■ **Requirements**
Find every line in the records below that holds the word "JSON", and copy each one.

◆ ◆ ◆ ◆

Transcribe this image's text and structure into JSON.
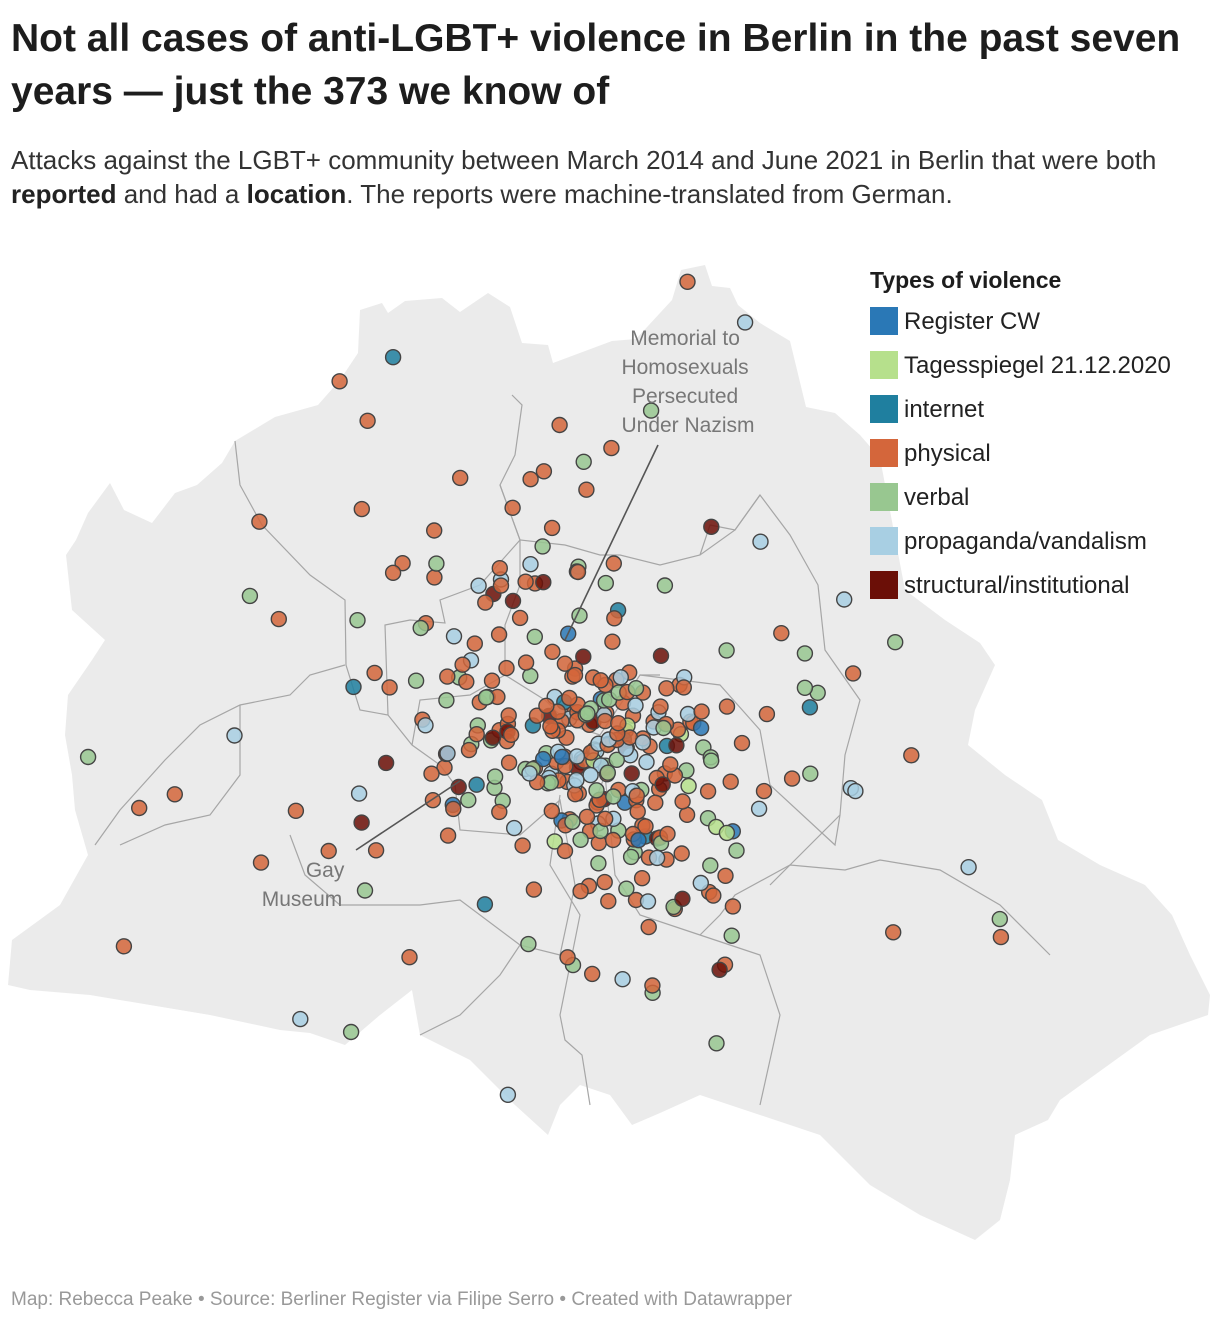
{
  "title": "Not all cases of anti-LGBT+ violence in Berlin in the past seven years — just the 373 we know of",
  "subtitle": {
    "part1": "Attacks against the LGBT+ community between March 2014 and June 2021 in Berlin that were both ",
    "bold1": "reported",
    "part2": " and had a ",
    "bold2": "location",
    "part3": ". The reports were machine-translated from German."
  },
  "legend": {
    "title": "Types of violence",
    "items": [
      {
        "key": "register",
        "label": "Register CW",
        "color": "#2a78b6"
      },
      {
        "key": "tagesspiegel",
        "label": "Tagesspiegel 21.12.2020",
        "color": "#b6e08c"
      },
      {
        "key": "internet",
        "label": "internet",
        "color": "#1f7f9f"
      },
      {
        "key": "physical",
        "label": "physical",
        "color": "#d4663b"
      },
      {
        "key": "verbal",
        "label": "verbal",
        "color": "#98c790"
      },
      {
        "key": "propaganda",
        "label": "propaganda/vandalism",
        "color": "#a8cfe3"
      },
      {
        "key": "structural",
        "label": "structural/institutional",
        "color": "#6b0f07"
      }
    ]
  },
  "annotations": {
    "memorial": [
      "Memorial to",
      "Homosexuals",
      "Persecuted",
      "Under Nazism"
    ],
    "museum": [
      "Gay",
      "Museum"
    ]
  },
  "footer": "Map: Rebecca Peake • Source: Berliner Register via Filipe Serro • Created with Datawrapper",
  "colors": {
    "land": "#ebebeb",
    "district_border": "#a6a6a6",
    "marker_stroke": "#444444"
  }
}
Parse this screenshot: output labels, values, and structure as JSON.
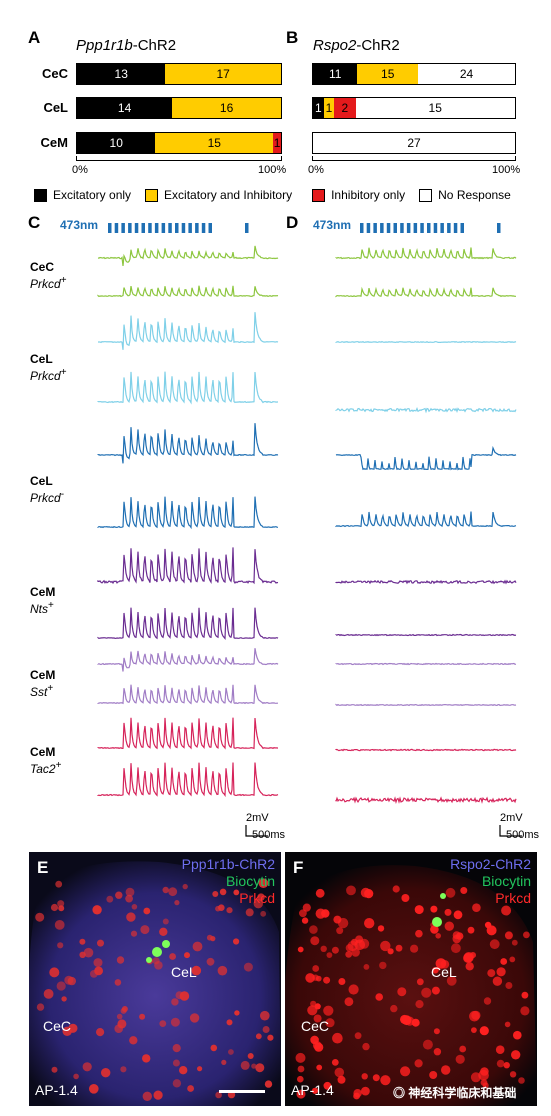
{
  "panels": {
    "A": {
      "label": "A",
      "title_gene": "Ppp1r1b",
      "title_suffix": "-ChR2",
      "rows": [
        {
          "name": "CeC",
          "segs": [
            {
              "v": 13,
              "c": "#000000",
              "t": "#ffffff",
              "label": "13"
            },
            {
              "v": 17,
              "c": "#ffcc00",
              "t": "#000000",
              "label": "17"
            }
          ]
        },
        {
          "name": "CeL",
          "segs": [
            {
              "v": 14,
              "c": "#000000",
              "t": "#ffffff",
              "label": "14"
            },
            {
              "v": 16,
              "c": "#ffcc00",
              "t": "#000000",
              "label": "16"
            }
          ]
        },
        {
          "name": "CeM",
          "segs": [
            {
              "v": 10,
              "c": "#000000",
              "t": "#ffffff",
              "label": "10"
            },
            {
              "v": 15,
              "c": "#ffcc00",
              "t": "#000000",
              "label": "15"
            },
            {
              "v": 1,
              "c": "#e41a1c",
              "t": "#000000",
              "label": "1"
            }
          ]
        }
      ],
      "axis": [
        "0%",
        "100%"
      ]
    },
    "B": {
      "label": "B",
      "title_gene": "Rspo2",
      "title_suffix": "-ChR2",
      "rows": [
        {
          "name": "CeC",
          "segs": [
            {
              "v": 11,
              "c": "#000000",
              "t": "#ffffff",
              "label": "11"
            },
            {
              "v": 15,
              "c": "#ffcc00",
              "t": "#000000",
              "label": "15"
            },
            {
              "v": 24,
              "c": "#ffffff",
              "t": "#000000",
              "label": "24"
            }
          ]
        },
        {
          "name": "CeL",
          "segs": [
            {
              "v": 1,
              "c": "#000000",
              "t": "#ffffff",
              "label": "1"
            },
            {
              "v": 1,
              "c": "#ffcc00",
              "t": "#000000",
              "label": "1"
            },
            {
              "v": 2,
              "c": "#e41a1c",
              "t": "#000000",
              "label": "2"
            },
            {
              "v": 15,
              "c": "#ffffff",
              "t": "#000000",
              "label": "15"
            }
          ]
        },
        {
          "name": "CeM",
          "segs": [
            {
              "v": 27,
              "c": "#ffffff",
              "t": "#000000",
              "label": "27"
            }
          ]
        }
      ],
      "axis": [
        "0%",
        "100%"
      ]
    }
  },
  "legend": [
    {
      "label": "Excitatory only",
      "color": "#000000"
    },
    {
      "label": "Excitatory and Inhibitory",
      "color": "#ffcc00"
    },
    {
      "label": "Inhibitory only",
      "color": "#e41a1c"
    },
    {
      "label": "No Response",
      "color": "#ffffff"
    }
  ],
  "traces": {
    "C_label": "C",
    "D_label": "D",
    "laser": "473nm",
    "cells": [
      {
        "region": "CeC",
        "marker": "Prkcd",
        "sup": "+",
        "color": "#8dc63f"
      },
      {
        "region": "CeL",
        "marker": "Prkcd",
        "sup": "+",
        "color": "#7fd0e8"
      },
      {
        "region": "CeL",
        "marker": "Prkcd",
        "sup": "-",
        "color": "#1f6fb3"
      },
      {
        "region": "CeM",
        "marker": "Nts",
        "sup": "+",
        "color": "#6a2c91"
      },
      {
        "region": "CeM",
        "marker": "Sst",
        "sup": "+",
        "color": "#a07cc5"
      },
      {
        "region": "CeM",
        "marker": "Tac2",
        "sup": "+",
        "color": "#d6235a"
      }
    ],
    "scale_v": "2mV",
    "scale_t": "500ms"
  },
  "micrographs": {
    "E": {
      "label": "E",
      "chr2": "Ppp1r1b-ChR2",
      "biocytin": "Biocytin",
      "prkcd": "Prkcd",
      "cel": "CeL",
      "cec": "CeC",
      "ap": "AP-1.4",
      "chr2_color": "#6e6ef0",
      "biocytin_color": "#22c55e",
      "prkcd_color": "#ff2a2a"
    },
    "F": {
      "label": "F",
      "chr2": "Rspo2-ChR2",
      "biocytin": "Biocytin",
      "prkcd": "Prkcd",
      "cel": "CeL",
      "cec": "CeC",
      "ap": "AP-1.4",
      "watermark": "神经科学临床和基础"
    }
  }
}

◆ ◆ ◆ ◆

■ **Solution for this exercise**
Transcribe this image's text and structure into JSON.
Parse this screenshot: output labels, values, and structure as JSON.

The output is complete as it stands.